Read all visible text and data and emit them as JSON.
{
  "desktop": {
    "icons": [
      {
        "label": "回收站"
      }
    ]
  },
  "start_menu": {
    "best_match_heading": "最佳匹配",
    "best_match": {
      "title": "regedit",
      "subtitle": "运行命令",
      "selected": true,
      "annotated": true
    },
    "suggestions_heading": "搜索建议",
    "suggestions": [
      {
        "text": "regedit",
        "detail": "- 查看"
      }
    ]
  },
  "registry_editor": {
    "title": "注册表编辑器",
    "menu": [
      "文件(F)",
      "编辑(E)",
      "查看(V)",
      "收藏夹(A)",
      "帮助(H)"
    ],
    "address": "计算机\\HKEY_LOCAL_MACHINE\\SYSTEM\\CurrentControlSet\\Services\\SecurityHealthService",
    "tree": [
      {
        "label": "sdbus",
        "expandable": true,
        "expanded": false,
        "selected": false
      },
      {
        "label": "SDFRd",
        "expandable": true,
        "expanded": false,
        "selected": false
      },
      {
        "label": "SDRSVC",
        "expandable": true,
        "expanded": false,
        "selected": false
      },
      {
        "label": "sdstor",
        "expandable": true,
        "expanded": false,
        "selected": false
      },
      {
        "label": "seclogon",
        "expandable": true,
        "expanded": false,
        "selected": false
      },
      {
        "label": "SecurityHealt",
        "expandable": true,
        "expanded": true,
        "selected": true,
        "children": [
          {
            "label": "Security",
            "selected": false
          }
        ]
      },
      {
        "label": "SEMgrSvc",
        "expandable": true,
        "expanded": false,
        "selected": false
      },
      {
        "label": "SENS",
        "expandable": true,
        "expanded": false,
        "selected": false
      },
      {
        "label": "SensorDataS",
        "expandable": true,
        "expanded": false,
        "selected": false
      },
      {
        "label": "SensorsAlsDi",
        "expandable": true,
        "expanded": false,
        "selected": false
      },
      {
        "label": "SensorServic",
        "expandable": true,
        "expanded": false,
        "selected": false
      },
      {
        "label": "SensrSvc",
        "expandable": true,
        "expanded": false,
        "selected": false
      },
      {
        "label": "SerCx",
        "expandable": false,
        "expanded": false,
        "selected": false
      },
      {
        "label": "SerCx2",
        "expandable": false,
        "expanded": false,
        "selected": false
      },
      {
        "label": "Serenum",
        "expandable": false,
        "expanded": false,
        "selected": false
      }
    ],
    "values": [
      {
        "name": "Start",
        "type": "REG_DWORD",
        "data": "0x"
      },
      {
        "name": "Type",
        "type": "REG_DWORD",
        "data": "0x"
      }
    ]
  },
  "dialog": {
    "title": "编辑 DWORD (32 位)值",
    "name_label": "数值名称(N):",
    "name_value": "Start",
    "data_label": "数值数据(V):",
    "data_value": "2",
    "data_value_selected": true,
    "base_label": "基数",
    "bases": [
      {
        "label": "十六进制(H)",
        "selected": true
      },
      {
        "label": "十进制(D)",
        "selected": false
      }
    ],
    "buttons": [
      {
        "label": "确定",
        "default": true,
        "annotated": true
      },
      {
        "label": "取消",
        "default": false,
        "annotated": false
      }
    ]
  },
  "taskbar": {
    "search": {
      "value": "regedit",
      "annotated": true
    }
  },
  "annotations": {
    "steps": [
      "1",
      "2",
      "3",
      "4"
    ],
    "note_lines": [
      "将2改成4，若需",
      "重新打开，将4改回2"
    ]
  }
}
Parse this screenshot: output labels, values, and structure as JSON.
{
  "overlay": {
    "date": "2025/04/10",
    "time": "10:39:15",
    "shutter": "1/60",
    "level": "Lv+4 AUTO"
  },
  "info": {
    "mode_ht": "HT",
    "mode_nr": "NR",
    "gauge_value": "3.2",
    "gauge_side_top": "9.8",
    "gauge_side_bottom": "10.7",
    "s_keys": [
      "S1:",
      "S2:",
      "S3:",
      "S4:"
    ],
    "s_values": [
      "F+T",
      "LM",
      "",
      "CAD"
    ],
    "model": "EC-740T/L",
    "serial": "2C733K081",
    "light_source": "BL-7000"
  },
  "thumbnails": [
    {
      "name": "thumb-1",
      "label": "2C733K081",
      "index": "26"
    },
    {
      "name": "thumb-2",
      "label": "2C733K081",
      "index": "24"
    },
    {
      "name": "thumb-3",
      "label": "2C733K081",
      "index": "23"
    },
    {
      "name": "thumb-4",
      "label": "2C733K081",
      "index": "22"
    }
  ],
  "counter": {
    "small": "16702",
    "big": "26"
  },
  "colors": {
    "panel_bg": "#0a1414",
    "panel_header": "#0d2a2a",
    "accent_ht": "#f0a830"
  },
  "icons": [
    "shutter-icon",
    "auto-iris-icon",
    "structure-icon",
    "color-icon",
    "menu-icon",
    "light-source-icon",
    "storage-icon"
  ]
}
------------------------------
| What to do |
All of the lines above need to be given again exactly.

| Exercise response |
Read all visible text and data and emit them as JSON.
{
  "desktop": {
    "icons": [
      {
        "label": "回收站"
      }
    ]
  },
  "start_menu": {
    "best_match_heading": "最佳匹配",
    "best_match": {
      "title": "regedit",
      "subtitle": "运行命令",
      "selected": true,
      "annotated": true
    },
    "suggestions_heading": "搜索建议",
    "suggestions": [
      {
        "text": "regedit",
        "detail": "- 查看"
      }
    ]
  },
  "registry_editor": {
    "title": "注册表编辑器",
    "menu": [
      "文件(F)",
      "编辑(E)",
      "查看(V)",
      "收藏夹(A)",
      "帮助(H)"
    ],
    "address": "计算机\\HKEY_LOCAL_MACHINE\\SYSTEM\\CurrentControlSet\\Services\\SecurityHealthService",
    "tree": [
      {
        "label": "sdbus",
        "expandable": true,
        "expanded": false,
        "selected": false
      },
      {
        "label": "SDFRd",
        "expandable": true,
        "expanded": false,
        "selected": false
      },
      {
        "label": "SDRSVC",
        "expandable": true,
        "expanded": false,
        "selected": false
      },
      {
        "label": "sdstor",
        "expandable": true,
        "expanded": false,
        "selected": false
      },
      {
        "label": "seclogon",
        "expandable": true,
        "expanded": false,
        "selected": false
      },
      {
        "label": "SecurityHealt",
        "expandable": true,
        "expanded": true,
        "selected": true,
        "children": [
          {
            "label": "Security",
            "selected": false
          }
        ]
      },
      {
        "label": "SEMgrSvc",
        "expandable": true,
        "expanded": false,
        "selected": false
      },
      {
        "label": "SENS",
        "expandable": true,
        "expanded": false,
        "selected": false
      },
      {
        "label": "SensorDataS",
        "expandable": true,
        "expanded": false,
        "selected": false
      },
      {
        "label": "SensorsAlsDi",
        "expandable": true,
        "expanded": false,
        "selected": false
      },
      {
        "label": "SensorServic",
        "expandable": true,
        "expanded": false,
        "selected": false
      },
      {
        "label": "SensrSvc",
        "expandable": true,
        "expanded": false,
        "selected": false
      },
      {
        "label": "SerCx",
        "expandable": false,
        "expanded": false,
        "selected": false
      },
      {
        "label": "SerCx2",
        "expandable": false,
        "expanded": false,
        "selected": false
      },
      {
        "label": "Serenum",
        "expandable": false,
        "expanded": false,
        "selected": false
      }
    ],
    "values": [
      {
        "name": "Start",
        "type": "REG_DWORD",
        "data": "0x"
      },
      {
        "name": "Type",
        "type": "REG_DWORD",
        "data": "0x"
      }
    ]
  },
  "dialog": {
    "title": "编辑 DWORD (32 位)值",
    "name_label": "数值名称(N):",
    "name_value": "Start",
    "data_label": "数值数据(V):",
    "data_value": "2",
    "data_value_selected": true,
    "base_label": "基数",
    "bases": [
      {
        "label": "十六进制(H)",
        "selected": true
      },
      {
        "label": "十进制(D)",
        "selected": false
      }
    ],
    "buttons": [
      {
        "label": "确定",
        "default": true,
        "annotated": true
      },
      {
        "label": "取消",
        "default": false,
        "annotated": false
      }
    ]
  },
  "taskbar": {
    "search": {
      "value": "regedit",
      "annotated": true
    }
  },
  "annotations": {
    "steps": [
      "1",
      "2",
      "3",
      "4"
    ],
    "note_lines": [
      "将2改成4，若需",
      "重新打开，将4改回2"
    ]
  }
}
Parse this screenshot: output labels, values, and structure as JSON.
{
  "overlay": {
    "date": "2025/04/10",
    "time": "10:39:15",
    "shutter": "1/60",
    "level": "Lv+4 AUTO"
  },
  "info": {
    "mode_ht": "HT",
    "mode_nr": "NR",
    "gauge_value": "3.2",
    "gauge_side_top": "9.8",
    "gauge_side_bottom": "10.7",
    "s_keys": [
      "S1:",
      "S2:",
      "S3:",
      "S4:"
    ],
    "s_values": [
      "F+T",
      "LM",
      "",
      "CAD"
    ],
    "model": "EC-740T/L",
    "serial": "2C733K081",
    "light_source": "BL-7000"
  },
  "thumbnails": [
    {
      "name": "thumb-1",
      "label": "2C733K081",
      "index": "26"
    },
    {
      "name": "thumb-2",
      "label": "2C733K081",
      "index": "24"
    },
    {
      "name": "thumb-3",
      "label": "2C733K081",
      "index": "23"
    },
    {
      "name": "thumb-4",
      "label": "2C733K081",
      "index": "22"
    }
  ],
  "counter": {
    "small": "16702",
    "big": "26"
  },
  "colors": {
    "panel_bg": "#0a1414",
    "panel_header": "#0d2a2a",
    "accent_ht": "#f0a830"
  },
  "icons": [
    "shutter-icon",
    "auto-iris-icon",
    "structure-icon",
    "color-icon",
    "menu-icon",
    "light-source-icon",
    "storage-icon"
  ]
}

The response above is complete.